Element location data

-- -- --

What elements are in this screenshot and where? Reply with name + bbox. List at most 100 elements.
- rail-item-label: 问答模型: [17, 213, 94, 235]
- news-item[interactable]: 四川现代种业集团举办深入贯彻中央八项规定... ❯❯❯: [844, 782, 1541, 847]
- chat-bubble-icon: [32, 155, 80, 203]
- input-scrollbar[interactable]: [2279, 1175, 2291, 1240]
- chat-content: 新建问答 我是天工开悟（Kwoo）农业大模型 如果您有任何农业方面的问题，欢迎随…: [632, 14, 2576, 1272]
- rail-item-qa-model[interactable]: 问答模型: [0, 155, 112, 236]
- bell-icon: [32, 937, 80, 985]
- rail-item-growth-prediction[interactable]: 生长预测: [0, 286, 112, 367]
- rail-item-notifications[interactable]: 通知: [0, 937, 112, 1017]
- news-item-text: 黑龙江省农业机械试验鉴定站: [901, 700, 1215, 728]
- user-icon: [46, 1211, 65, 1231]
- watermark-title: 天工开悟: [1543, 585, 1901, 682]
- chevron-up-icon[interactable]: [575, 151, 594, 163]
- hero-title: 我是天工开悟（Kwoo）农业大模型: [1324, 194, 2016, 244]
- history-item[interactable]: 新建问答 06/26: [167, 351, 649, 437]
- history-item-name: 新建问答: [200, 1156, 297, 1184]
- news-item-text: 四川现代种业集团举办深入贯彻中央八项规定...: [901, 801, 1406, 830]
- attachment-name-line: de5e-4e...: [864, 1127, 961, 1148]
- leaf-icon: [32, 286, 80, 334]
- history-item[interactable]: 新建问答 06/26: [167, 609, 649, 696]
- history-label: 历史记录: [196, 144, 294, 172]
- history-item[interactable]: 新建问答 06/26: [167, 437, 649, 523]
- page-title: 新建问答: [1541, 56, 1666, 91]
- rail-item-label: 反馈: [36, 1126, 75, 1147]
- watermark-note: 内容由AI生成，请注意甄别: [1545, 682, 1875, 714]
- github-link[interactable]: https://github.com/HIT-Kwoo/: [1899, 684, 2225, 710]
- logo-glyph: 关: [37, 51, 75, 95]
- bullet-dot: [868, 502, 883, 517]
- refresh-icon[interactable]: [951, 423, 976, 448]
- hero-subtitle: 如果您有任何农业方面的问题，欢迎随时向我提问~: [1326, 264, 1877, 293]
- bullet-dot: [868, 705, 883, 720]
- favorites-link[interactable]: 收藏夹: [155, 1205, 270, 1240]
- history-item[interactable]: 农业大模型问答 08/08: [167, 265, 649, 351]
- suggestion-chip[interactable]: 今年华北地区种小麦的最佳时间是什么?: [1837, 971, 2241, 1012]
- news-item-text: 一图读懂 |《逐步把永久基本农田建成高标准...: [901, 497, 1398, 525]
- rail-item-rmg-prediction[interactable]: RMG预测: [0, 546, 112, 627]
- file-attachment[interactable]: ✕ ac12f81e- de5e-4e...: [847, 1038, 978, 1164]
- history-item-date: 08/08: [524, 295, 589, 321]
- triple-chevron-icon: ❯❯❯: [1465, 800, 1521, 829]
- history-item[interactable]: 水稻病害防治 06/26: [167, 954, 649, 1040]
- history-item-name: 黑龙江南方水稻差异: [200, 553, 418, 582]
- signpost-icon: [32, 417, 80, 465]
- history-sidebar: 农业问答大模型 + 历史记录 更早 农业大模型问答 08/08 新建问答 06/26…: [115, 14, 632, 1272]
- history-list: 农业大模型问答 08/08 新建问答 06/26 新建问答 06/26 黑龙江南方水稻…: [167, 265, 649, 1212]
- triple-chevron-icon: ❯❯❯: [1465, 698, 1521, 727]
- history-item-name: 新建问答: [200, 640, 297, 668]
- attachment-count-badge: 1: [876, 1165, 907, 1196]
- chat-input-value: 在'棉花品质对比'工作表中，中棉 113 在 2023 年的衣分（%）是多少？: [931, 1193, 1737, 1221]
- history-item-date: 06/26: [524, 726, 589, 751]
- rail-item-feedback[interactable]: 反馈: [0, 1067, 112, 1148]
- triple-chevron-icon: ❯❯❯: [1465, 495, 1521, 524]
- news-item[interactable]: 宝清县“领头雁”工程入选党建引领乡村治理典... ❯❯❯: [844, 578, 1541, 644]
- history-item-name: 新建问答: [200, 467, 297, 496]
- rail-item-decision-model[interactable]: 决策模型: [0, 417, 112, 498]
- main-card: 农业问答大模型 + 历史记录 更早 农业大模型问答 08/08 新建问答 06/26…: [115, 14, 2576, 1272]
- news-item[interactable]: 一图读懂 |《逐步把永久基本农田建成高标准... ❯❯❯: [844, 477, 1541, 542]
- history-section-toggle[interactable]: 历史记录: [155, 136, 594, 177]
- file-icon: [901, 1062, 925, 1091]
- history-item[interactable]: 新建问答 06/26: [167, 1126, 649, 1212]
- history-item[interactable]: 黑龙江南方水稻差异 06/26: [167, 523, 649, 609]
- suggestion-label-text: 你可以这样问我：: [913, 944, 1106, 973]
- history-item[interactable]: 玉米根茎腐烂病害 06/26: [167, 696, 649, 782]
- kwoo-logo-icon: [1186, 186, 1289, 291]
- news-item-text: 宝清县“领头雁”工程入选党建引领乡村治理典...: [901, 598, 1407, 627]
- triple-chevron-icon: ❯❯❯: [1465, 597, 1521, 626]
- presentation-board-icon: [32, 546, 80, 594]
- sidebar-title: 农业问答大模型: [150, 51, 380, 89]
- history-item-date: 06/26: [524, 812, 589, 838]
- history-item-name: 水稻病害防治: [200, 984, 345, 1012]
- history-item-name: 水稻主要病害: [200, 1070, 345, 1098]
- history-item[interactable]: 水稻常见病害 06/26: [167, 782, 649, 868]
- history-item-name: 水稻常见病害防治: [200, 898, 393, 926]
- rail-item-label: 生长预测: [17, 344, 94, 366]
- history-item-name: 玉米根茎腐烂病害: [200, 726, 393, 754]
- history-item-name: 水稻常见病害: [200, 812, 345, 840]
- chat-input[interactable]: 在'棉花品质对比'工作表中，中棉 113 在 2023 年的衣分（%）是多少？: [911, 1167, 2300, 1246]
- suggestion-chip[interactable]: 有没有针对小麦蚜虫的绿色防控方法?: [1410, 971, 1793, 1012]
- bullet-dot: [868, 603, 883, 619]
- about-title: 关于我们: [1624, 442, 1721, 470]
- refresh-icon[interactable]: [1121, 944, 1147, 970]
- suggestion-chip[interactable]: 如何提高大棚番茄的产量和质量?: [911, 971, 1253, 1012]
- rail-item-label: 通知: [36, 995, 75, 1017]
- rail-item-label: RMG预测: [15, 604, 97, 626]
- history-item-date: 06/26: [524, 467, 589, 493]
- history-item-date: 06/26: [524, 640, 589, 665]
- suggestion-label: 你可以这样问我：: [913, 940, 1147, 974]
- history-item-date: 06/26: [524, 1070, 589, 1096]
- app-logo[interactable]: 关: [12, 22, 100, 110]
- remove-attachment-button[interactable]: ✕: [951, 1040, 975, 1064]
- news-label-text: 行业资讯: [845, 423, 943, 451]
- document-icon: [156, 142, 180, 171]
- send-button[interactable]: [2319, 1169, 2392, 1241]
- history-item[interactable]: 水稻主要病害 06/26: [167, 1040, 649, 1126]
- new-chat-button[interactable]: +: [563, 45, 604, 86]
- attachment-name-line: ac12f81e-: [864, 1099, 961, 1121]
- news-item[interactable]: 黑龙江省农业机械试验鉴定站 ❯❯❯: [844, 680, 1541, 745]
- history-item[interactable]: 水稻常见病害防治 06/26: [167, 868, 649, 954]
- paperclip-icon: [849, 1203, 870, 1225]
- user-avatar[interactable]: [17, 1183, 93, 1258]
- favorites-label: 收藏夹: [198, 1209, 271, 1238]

-- -- --

Reproduce the entries from the start through the first line that contains "- history-item[interactable]: 新建问答 06/26: [167, 351, 649, 437]", inclusive.

What elements are in this screenshot and where? Reply with name + bbox. List at most 100 elements.
- rail-item-label: 问答模型: [17, 213, 94, 235]
- news-item[interactable]: 四川现代种业集团举办深入贯彻中央八项规定... ❯❯❯: [844, 782, 1541, 847]
- chat-bubble-icon: [32, 155, 80, 203]
- input-scrollbar[interactable]: [2279, 1175, 2291, 1240]
- chat-content: 新建问答 我是天工开悟（Kwoo）农业大模型 如果您有任何农业方面的问题，欢迎随…: [632, 14, 2576, 1272]
- rail-item-qa-model[interactable]: 问答模型: [0, 155, 112, 236]
- bell-icon: [32, 937, 80, 985]
- rail-item-growth-prediction[interactable]: 生长预测: [0, 286, 112, 367]
- rail-item-notifications[interactable]: 通知: [0, 937, 112, 1017]
- news-item-text: 黑龙江省农业机械试验鉴定站: [901, 700, 1215, 728]
- user-icon: [46, 1211, 65, 1231]
- watermark-title: 天工开悟: [1543, 585, 1901, 682]
- chevron-up-icon[interactable]: [575, 151, 594, 163]
- hero-title: 我是天工开悟（Kwoo）农业大模型: [1324, 194, 2016, 244]
- history-item[interactable]: 新建问答 06/26: [167, 351, 649, 437]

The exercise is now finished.